● Work to be completed
Print the listing that follows, character for character.

● The input
============

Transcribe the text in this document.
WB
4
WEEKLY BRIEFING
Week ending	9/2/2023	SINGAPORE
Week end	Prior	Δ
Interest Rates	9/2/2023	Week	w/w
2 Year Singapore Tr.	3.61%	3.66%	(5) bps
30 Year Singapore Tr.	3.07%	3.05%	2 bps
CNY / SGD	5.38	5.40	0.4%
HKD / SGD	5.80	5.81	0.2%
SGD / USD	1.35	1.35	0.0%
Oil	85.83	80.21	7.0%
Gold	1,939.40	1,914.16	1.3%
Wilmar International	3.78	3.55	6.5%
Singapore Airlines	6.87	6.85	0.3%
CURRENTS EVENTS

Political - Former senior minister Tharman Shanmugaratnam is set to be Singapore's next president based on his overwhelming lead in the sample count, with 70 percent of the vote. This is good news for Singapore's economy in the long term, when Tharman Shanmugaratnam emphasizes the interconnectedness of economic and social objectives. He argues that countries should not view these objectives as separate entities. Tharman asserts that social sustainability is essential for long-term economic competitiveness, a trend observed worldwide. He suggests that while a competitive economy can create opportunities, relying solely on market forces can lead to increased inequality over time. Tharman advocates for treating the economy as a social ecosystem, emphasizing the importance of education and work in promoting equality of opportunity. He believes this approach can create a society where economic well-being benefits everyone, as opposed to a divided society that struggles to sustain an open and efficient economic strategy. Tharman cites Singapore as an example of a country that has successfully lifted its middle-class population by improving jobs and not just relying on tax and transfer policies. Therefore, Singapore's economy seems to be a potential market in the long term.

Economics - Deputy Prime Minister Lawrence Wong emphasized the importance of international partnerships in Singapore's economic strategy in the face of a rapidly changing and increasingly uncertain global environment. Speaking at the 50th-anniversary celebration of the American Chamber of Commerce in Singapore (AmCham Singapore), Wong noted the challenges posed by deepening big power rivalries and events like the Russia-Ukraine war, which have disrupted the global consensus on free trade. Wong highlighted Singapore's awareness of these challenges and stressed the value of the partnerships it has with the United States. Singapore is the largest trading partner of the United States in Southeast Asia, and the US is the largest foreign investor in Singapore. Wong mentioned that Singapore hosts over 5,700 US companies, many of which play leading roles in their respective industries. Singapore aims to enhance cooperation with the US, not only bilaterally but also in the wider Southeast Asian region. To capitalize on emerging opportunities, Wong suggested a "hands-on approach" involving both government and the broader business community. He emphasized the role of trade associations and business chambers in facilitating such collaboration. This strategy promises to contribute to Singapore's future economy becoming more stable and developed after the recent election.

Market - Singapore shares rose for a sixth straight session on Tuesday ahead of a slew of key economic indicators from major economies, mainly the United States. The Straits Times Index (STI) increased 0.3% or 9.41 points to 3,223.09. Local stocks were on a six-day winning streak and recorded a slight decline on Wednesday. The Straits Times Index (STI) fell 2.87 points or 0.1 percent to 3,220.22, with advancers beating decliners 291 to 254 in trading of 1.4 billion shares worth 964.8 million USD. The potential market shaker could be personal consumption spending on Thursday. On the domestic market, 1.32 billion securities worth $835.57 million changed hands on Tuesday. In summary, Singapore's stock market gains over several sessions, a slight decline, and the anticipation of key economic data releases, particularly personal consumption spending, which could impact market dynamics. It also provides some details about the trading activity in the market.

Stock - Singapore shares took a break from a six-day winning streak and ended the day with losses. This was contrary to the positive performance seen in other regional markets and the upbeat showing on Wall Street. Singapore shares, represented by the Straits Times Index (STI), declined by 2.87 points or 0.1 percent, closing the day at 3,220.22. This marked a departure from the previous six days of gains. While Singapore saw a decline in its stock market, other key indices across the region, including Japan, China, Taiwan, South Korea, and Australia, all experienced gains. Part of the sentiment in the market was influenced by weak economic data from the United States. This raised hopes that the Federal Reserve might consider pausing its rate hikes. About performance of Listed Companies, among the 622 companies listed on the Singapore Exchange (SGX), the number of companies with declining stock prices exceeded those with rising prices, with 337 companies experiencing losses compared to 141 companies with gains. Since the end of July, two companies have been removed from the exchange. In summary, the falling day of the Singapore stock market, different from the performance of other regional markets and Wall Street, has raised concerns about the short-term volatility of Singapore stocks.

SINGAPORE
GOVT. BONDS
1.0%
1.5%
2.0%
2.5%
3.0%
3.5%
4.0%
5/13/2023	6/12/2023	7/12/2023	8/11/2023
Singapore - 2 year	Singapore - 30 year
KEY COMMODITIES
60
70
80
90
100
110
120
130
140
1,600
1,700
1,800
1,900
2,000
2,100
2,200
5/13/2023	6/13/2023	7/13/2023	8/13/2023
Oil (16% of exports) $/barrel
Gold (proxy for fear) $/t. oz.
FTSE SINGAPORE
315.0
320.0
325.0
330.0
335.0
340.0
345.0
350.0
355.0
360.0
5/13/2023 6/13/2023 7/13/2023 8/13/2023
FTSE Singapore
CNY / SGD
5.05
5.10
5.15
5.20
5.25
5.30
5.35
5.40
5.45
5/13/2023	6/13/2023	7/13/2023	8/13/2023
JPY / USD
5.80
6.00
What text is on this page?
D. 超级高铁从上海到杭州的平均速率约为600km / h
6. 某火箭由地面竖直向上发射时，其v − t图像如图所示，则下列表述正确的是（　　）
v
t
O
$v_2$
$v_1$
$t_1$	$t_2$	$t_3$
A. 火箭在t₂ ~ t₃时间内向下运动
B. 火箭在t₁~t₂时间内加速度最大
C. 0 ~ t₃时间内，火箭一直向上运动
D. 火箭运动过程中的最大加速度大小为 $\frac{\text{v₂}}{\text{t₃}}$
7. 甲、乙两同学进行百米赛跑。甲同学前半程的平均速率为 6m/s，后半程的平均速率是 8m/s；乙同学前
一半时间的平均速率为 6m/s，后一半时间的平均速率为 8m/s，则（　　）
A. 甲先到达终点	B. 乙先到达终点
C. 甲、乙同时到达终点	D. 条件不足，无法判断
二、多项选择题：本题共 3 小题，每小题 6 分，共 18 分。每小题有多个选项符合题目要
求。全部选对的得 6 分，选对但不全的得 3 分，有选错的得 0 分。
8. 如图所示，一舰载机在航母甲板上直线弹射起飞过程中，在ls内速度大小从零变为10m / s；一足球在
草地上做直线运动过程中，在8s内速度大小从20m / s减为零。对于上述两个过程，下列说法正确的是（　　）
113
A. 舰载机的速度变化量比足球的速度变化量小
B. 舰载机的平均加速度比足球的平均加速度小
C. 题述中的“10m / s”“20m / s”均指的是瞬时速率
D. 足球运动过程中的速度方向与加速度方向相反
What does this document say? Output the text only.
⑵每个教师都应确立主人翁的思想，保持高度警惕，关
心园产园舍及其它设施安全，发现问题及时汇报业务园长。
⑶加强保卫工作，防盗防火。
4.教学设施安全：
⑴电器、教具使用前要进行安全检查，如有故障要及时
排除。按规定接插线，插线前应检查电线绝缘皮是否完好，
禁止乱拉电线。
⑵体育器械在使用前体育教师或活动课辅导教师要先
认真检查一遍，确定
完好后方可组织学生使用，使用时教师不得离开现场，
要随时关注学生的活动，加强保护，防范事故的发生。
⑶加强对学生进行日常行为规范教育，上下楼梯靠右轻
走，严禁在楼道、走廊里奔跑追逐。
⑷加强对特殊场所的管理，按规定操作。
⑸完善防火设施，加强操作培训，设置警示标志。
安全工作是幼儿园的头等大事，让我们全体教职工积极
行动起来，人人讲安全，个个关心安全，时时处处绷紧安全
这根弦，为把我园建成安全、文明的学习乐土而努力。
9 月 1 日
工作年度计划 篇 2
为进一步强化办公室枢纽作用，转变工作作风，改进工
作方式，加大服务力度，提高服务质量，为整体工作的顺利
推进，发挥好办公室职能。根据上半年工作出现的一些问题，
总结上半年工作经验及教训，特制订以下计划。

============

● Final result
Transcribe the text in this document.
WB
4
WEEKLY BRIEFING
Week ending	9/2/2023	SINGAPORE
Week end	Prior	Δ
Interest Rates	9/2/2023	Week	w/w
2 Year Singapore Tr.	3.61%	3.66%	(5) bps
30 Year Singapore Tr.	3.07%	3.05%	2 bps
CNY / SGD	5.38	5.40	0.4%
HKD / SGD	5.80	5.81	0.2%
SGD / USD	1.35	1.35	0.0%
Oil	85.83	80.21	7.0%
Gold	1,939.40	1,914.16	1.3%
Wilmar International	3.78	3.55	6.5%
Singapore Airlines	6.87	6.85	0.3%
CURRENTS EVENTS

Political - Former senior minister Tharman Shanmugaratnam is set to be Singapore's next president based on his overwhelming lead in the sample count, with 70 percent of the vote. This is good news for Singapore's economy in the long term, when Tharman Shanmugaratnam emphasizes the interconnectedness of economic and social objectives. He argues that countries should not view these objectives as separate entities. Tharman asserts that social sustainability is essential for long-term economic competitiveness, a trend observed worldwide. He suggests that while a competitive economy can create opportunities, relying solely on market forces can lead to increased inequality over time. Tharman advocates for treating the economy as a social ecosystem, emphasizing the importance of education and work in promoting equality of opportunity. He believes this approach can create a society where economic well-being benefits everyone, as opposed to a divided society that struggles to sustain an open and efficient economic strategy. Tharman cites Singapore as an example of a country that has successfully lifted its middle-class population by improving jobs and not just relying on tax and transfer policies. Therefore, Singapore's economy seems to be a potential market in the long term.

Economics - Deputy Prime Minister Lawrence Wong emphasized the importance of international partnerships in Singapore's economic strategy in the face of a rapidly changing and increasingly uncertain global environment. Speaking at the 50th-anniversary celebration of the American Chamber of Commerce in Singapore (AmCham Singapore), Wong noted the challenges posed by deepening big power rivalries and events like the Russia-Ukraine war, which have disrupted the global consensus on free trade. Wong highlighted Singapore's awareness of these challenges and stressed the value of the partnerships it has with the United States. Singapore is the largest trading partner of the United States in Southeast Asia, and the US is the largest foreign investor in Singapore. Wong mentioned that Singapore hosts over 5,700 US companies, many of which play leading roles in their respective industries. Singapore aims to enhance cooperation with the US, not only bilaterally but also in the wider Southeast Asian region. To capitalize on emerging opportunities, Wong suggested a "hands-on approach" involving both government and the broader business community. He emphasized the role of trade associations and business chambers in facilitating such collaboration. This strategy promises to contribute to Singapore's future economy becoming more stable and developed after the recent election.

Market - Singapore shares rose for a sixth straight session on Tuesday ahead of a slew of key economic indicators from major economies, mainly the United States. The Straits Times Index (STI) increased 0.3% or 9.41 points to 3,223.09. Local stocks were on a six-day winning streak and recorded a slight decline on Wednesday. The Straits Times Index (STI) fell 2.87 points or 0.1 percent to 3,220.22, with advancers beating decliners 291 to 254 in trading of 1.4 billion shares worth 964.8 million USD. The potential market shaker could be personal consumption spending on Thursday. On the domestic market, 1.32 billion securities worth $835.57 million changed hands on Tuesday. In summary, Singapore's stock market gains over several sessions, a slight decline, and the anticipation of key economic data releases, particularly personal consumption spending, which could impact market dynamics. It also provides some details about the trading activity in the market.

Stock - Singapore shares took a break from a six-day winning streak and ended the day with losses. This was contrary to the positive performance seen in other regional markets and the upbeat showing on Wall Street. Singapore shares, represented by the Straits Times Index (STI), declined by 2.87 points or 0.1 percent, closing the day at 3,220.22. This marked a departure from the previous six days of gains. While Singapore saw a decline in its stock market, other key indices across the region, including Japan, China, Taiwan, South Korea, and Australia, all experienced gains. Part of the sentiment in the market was influenced by weak economic data from the United States. This raised hopes that the Federal Reserve might consider pausing its rate hikes. About performance of Listed Companies, among the 622 companies listed on the Singapore Exchange (SGX), the number of companies with declining stock prices exceeded those with rising prices, with 337 companies experiencing losses compared to 141 companies with gains. Since the end of July, two companies have been removed from the exchange. In summary, the falling day of the Singapore stock market, different from the performance of other regional markets and Wall Street, has raised concerns about the short-term volatility of Singapore stocks.

SINGAPORE
GOVT. BONDS
1.0%
1.5%
2.0%
2.5%
3.0%
3.5%
4.0%
5/13/2023	6/12/2023	7/12/2023	8/11/2023
Singapore - 2 year	Singapore - 30 year
KEY COMMODITIES
60
70
80
90
100
110
120
130
140
1,600
1,700
1,800
1,900
2,000
2,100
2,200
5/13/2023	6/13/2023	7/13/2023	8/13/2023
Oil (16% of exports) $/barrel
Gold (proxy for fear) $/t. oz.
FTSE SINGAPORE
315.0
320.0
325.0
330.0
335.0
340.0
345.0
350.0
355.0
360.0
5/13/2023 6/13/2023 7/13/2023 8/13/2023
FTSE Singapore
CNY / SGD
5.05
5.10
5.15
5.20
5.25
5.30
5.35
5.40
5.45
5/13/2023	6/13/2023	7/13/2023	8/13/2023
JPY / USD
5.80
6.00
What text is on this page?
D. 超级高铁从上海到杭州的平均速率约为600km / h
6. 某火箭由地面竖直向上发射时，其v − t图像如图所示，则下列表述正确的是（　　）
v
t
O
$v_2$
$v_1$
$t_1$	$t_2$	$t_3$
A. 火箭在t₂ ~ t₃时间内向下运动
B. 火箭在t₁~t₂时间内加速度最大
C. 0 ~ t₃时间内，火箭一直向上运动
D. 火箭运动过程中的最大加速度大小为 $\frac{\text{v₂}}{\text{t₃}}$
7. 甲、乙两同学进行百米赛跑。甲同学前半程的平均速率为 6m/s，后半程的平均速率是 8m/s；乙同学前
一半时间的平均速率为 6m/s，后一半时间的平均速率为 8m/s，则（　　）
A. 甲先到达终点	B. 乙先到达终点
C. 甲、乙同时到达终点	D. 条件不足，无法判断
二、多项选择题：本题共 3 小题，每小题 6 分，共 18 分。每小题有多个选项符合题目要
求。全部选对的得 6 分，选对但不全的得 3 分，有选错的得 0 分。
8. 如图所示，一舰载机在航母甲板上直线弹射起飞过程中，在ls内速度大小从零变为10m / s；一足球在
草地上做直线运动过程中，在8s内速度大小从20m / s减为零。对于上述两个过程，下列说法正确的是（　　）
113
A. 舰载机的速度变化量比足球的速度变化量小
B. 舰载机的平均加速度比足球的平均加速度小
C. 题述中的“10m / s”“20m / s”均指的是瞬时速率
D. 足球运动过程中的速度方向与加速度方向相反
What does this document say? Output the text only.
⑵每个教师都应确立主人翁的思想，保持高度警惕，关
心园产园舍及其它设施安全，发现问题及时汇报业务园长。
⑶加强保卫工作，防盗防火。
4.教学设施安全：
⑴电器、教具使用前要进行安全检查，如有故障要及时
排除。按规定接插线，插线前应检查电线绝缘皮是否完好，
禁止乱拉电线。
⑵体育器械在使用前体育教师或活动课辅导教师要先
认真检查一遍，确定
完好后方可组织学生使用，使用时教师不得离开现场，
要随时关注学生的活动，加强保护，防范事故的发生。
⑶加强对学生进行日常行为规范教育，上下楼梯靠右轻
走，严禁在楼道、走廊里奔跑追逐。
⑷加强对特殊场所的管理，按规定操作。
⑸完善防火设施，加强操作培训，设置警示标志。
安全工作是幼儿园的头等大事，让我们全体教职工积极
行动起来，人人讲安全，个个关心安全，时时处处绷紧安全
这根弦，为把我园建成安全、文明的学习乐土而努力。
9 月 1 日
工作年度计划 篇 2
为进一步强化办公室枢纽作用，转变工作作风，改进工
作方式，加大服务力度，提高服务质量，为整体工作的顺利
推进，发挥好办公室职能。根据上半年工作出现的一些问题，
总结上半年工作经验及教训，特制订以下计划。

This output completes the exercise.